**REQUIRED TASK:**
Lines containing the string "angle" are to be counted; report the total by itself.

---

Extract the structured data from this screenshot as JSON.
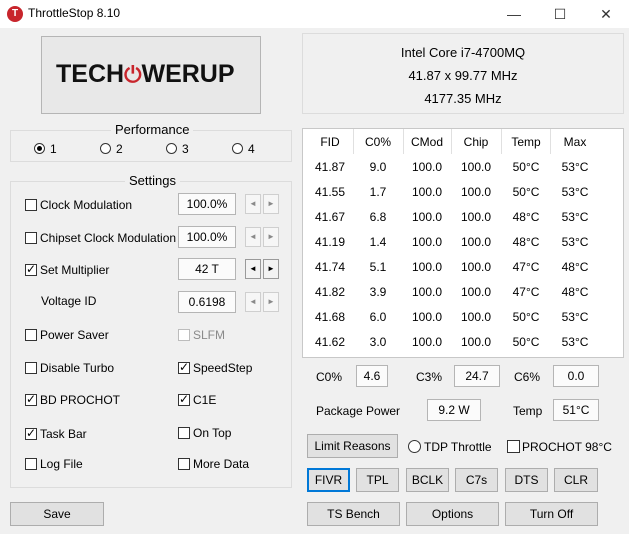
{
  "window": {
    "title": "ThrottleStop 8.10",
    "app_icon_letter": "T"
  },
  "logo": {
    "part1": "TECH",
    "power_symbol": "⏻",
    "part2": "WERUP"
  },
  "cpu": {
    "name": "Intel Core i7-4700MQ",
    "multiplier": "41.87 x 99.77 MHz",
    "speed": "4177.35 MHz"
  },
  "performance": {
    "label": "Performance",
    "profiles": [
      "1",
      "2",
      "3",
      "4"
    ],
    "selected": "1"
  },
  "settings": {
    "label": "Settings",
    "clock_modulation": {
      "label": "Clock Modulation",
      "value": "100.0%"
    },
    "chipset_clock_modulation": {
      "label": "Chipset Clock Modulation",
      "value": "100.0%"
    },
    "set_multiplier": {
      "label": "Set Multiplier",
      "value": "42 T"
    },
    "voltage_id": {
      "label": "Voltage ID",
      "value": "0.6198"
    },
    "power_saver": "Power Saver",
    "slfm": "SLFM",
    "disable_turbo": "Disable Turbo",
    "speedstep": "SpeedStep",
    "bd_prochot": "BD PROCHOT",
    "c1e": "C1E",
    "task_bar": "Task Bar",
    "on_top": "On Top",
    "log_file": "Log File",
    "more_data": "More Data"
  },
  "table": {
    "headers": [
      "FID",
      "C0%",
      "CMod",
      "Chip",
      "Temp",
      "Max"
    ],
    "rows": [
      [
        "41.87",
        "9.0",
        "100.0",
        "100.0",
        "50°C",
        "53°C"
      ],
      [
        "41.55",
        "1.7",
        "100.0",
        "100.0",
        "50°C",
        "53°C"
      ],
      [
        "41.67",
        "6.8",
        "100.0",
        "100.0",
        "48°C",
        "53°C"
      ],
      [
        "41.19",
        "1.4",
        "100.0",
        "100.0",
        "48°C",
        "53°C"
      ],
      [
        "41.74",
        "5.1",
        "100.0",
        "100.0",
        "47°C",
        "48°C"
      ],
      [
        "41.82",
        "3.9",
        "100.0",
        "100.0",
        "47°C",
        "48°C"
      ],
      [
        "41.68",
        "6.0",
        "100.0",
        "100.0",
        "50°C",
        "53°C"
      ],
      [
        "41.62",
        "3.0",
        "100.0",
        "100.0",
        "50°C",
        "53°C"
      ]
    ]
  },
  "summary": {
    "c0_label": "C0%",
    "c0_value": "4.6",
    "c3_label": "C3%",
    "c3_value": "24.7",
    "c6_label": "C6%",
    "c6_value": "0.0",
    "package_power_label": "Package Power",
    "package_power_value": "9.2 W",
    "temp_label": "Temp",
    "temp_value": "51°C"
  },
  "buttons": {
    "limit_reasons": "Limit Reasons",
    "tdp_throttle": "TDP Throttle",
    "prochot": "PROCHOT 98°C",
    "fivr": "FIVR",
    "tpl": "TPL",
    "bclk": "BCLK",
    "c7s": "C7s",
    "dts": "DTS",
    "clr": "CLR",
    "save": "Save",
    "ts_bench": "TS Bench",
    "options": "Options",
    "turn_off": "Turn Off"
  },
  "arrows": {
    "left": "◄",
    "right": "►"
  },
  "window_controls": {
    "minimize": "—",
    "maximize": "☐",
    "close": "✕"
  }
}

---

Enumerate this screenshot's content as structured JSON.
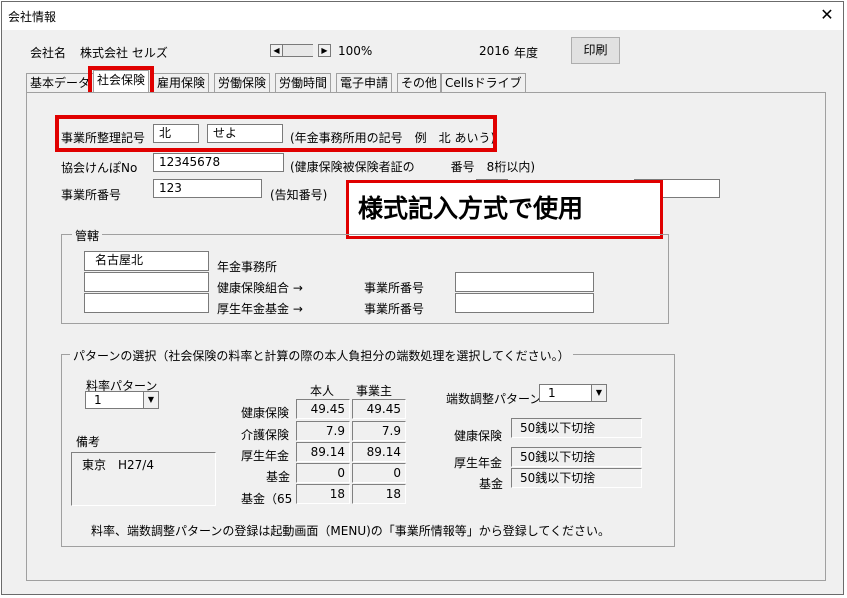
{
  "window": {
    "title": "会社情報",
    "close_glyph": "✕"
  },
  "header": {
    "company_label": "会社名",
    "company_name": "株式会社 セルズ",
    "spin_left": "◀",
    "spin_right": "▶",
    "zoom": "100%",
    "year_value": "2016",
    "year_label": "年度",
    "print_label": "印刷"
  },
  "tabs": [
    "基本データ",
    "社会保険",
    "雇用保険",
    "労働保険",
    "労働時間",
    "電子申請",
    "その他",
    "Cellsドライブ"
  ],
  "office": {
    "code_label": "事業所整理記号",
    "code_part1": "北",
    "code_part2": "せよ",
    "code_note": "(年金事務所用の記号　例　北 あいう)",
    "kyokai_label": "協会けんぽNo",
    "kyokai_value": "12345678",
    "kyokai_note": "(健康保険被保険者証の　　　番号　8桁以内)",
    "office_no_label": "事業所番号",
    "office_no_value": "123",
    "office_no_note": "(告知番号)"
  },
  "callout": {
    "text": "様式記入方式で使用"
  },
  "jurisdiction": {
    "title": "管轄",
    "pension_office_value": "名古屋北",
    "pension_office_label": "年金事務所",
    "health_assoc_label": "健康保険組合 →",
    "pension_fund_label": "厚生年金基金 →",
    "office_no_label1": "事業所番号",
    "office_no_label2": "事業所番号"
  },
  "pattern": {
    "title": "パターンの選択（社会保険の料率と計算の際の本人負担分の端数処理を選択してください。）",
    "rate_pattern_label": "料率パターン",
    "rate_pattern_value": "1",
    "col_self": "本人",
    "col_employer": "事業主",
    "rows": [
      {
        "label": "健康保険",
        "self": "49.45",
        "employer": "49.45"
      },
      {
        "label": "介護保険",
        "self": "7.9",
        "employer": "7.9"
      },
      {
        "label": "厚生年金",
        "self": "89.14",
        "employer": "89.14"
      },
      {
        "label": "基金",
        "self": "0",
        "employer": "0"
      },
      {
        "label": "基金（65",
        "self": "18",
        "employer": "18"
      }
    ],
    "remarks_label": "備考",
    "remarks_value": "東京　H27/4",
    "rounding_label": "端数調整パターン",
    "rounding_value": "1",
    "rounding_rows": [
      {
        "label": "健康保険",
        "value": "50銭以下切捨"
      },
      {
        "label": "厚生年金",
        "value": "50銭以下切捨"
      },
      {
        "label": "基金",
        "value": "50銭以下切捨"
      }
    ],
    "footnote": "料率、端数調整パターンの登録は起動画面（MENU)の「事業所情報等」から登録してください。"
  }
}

---

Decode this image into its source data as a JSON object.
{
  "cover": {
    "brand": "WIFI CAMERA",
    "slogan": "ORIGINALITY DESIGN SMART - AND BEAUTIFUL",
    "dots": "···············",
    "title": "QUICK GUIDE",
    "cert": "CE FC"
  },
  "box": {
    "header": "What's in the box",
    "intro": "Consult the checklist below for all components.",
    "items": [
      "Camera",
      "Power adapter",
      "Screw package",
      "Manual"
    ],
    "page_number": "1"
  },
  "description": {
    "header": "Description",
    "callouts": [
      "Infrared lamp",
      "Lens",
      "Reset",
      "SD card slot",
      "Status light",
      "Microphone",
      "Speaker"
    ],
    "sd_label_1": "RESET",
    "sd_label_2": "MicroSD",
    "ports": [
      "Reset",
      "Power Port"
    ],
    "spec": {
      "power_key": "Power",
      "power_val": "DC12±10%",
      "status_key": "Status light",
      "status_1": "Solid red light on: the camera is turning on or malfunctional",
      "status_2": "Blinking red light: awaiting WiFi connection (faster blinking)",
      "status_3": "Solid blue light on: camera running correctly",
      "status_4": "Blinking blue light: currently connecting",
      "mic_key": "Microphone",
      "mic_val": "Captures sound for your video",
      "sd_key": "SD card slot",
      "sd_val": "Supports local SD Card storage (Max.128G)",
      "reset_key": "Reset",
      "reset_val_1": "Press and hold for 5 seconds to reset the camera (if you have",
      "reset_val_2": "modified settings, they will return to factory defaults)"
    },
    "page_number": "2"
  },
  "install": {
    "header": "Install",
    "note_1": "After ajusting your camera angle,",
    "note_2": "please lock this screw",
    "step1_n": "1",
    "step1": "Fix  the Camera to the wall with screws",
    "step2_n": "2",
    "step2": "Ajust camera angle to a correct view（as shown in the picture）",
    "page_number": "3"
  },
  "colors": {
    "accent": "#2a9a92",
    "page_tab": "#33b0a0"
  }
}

---

**THE COMPLETED TASK:**
2